┌─ GIVEN RECORDS

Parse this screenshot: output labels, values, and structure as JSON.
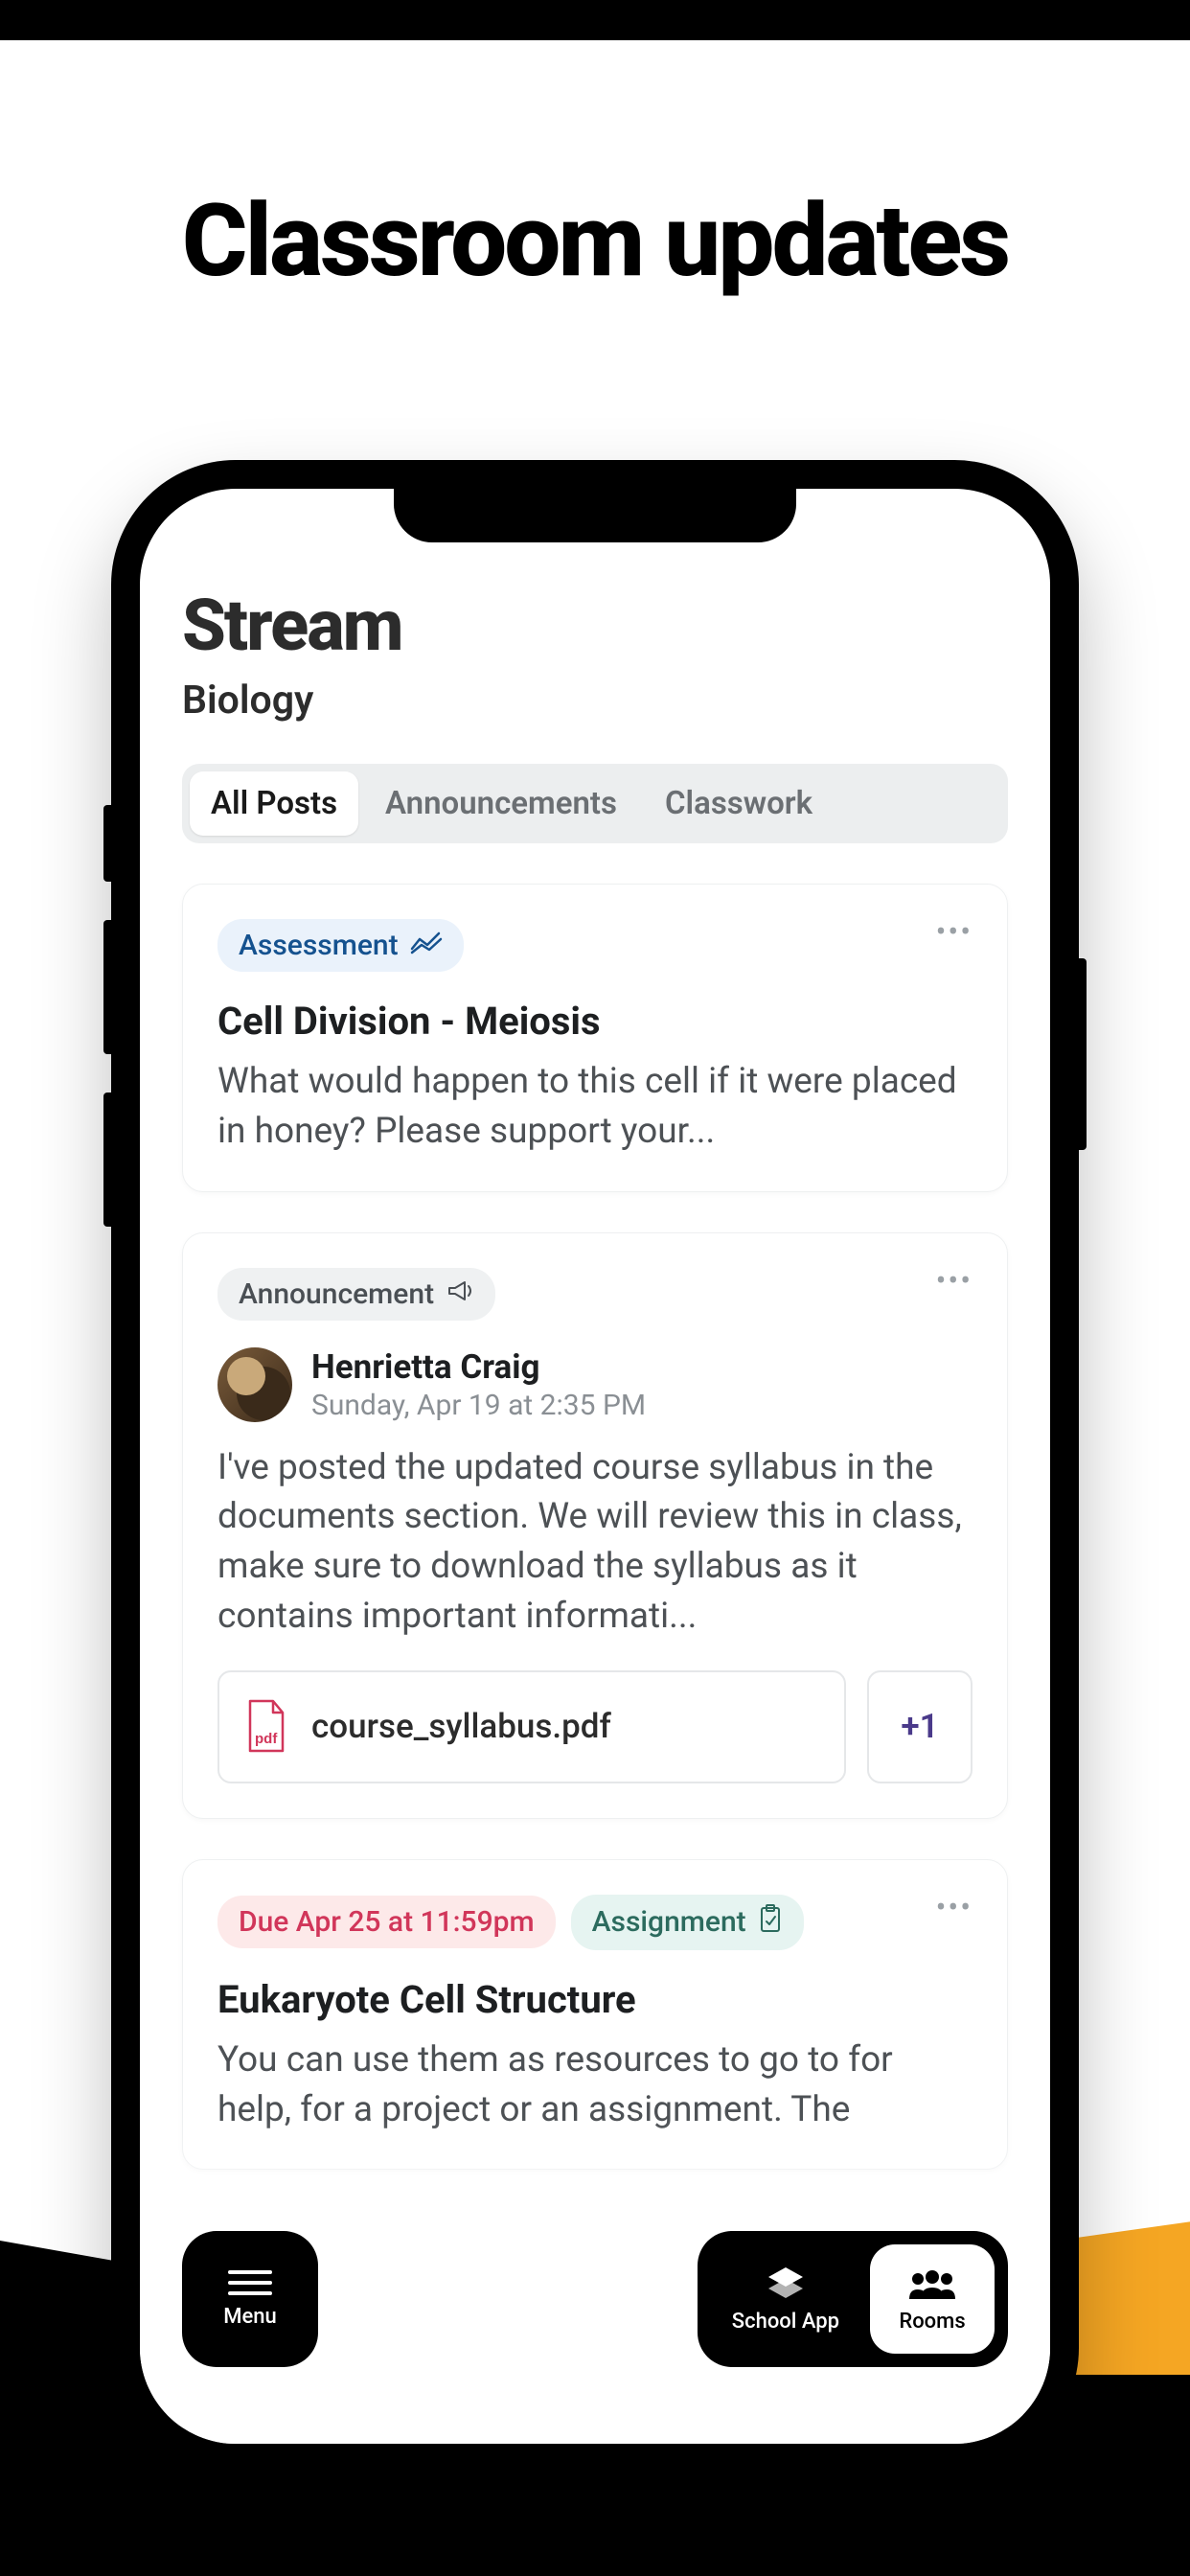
{
  "hero": {
    "title": "Classroom updates"
  },
  "header": {
    "title": "Stream",
    "subtitle": "Biology"
  },
  "tabs": [
    {
      "label": "All Posts",
      "active": true
    },
    {
      "label": "Announcements",
      "active": false
    },
    {
      "label": "Classwork",
      "active": false
    }
  ],
  "posts": [
    {
      "type_label": "Assessment",
      "title": "Cell Division - Meiosis",
      "body": "What would happen to this cell if it were placed in honey? Please support your..."
    },
    {
      "type_label": "Announcement",
      "author": {
        "name": "Henrietta Craig",
        "date": "Sunday, Apr 19 at 2:35 PM"
      },
      "body": "I've posted the updated course syllabus in the documents section. We will review this in class, make sure to download the syllabus as it contains important informati...",
      "attachments": {
        "file": "course_syllabus.pdf",
        "more": "+1"
      }
    },
    {
      "due_label": "Due Apr 25 at 11:59pm",
      "type_label": "Assignment",
      "title": "Eukaryote Cell Structure",
      "body": "You can use them as resources to go to for help, for a project or an assignment. The"
    }
  ],
  "bottom_bar": {
    "menu": "Menu",
    "school_app": "School App",
    "rooms": "Rooms"
  }
}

└─

• STATED GOAL:
Using the material above, report each line where "body" occurs.

• FINAL RESULT:
      "body": "What would happen to this cell if it were placed in honey? Please support your..."
      "body": "I've posted the updated course syllabus in the documents section. We will review this in class, make sure to download the syllabus as it contains important informati...",
      "body": "You can use them as resources to go to for help, for a project or an assignment. The"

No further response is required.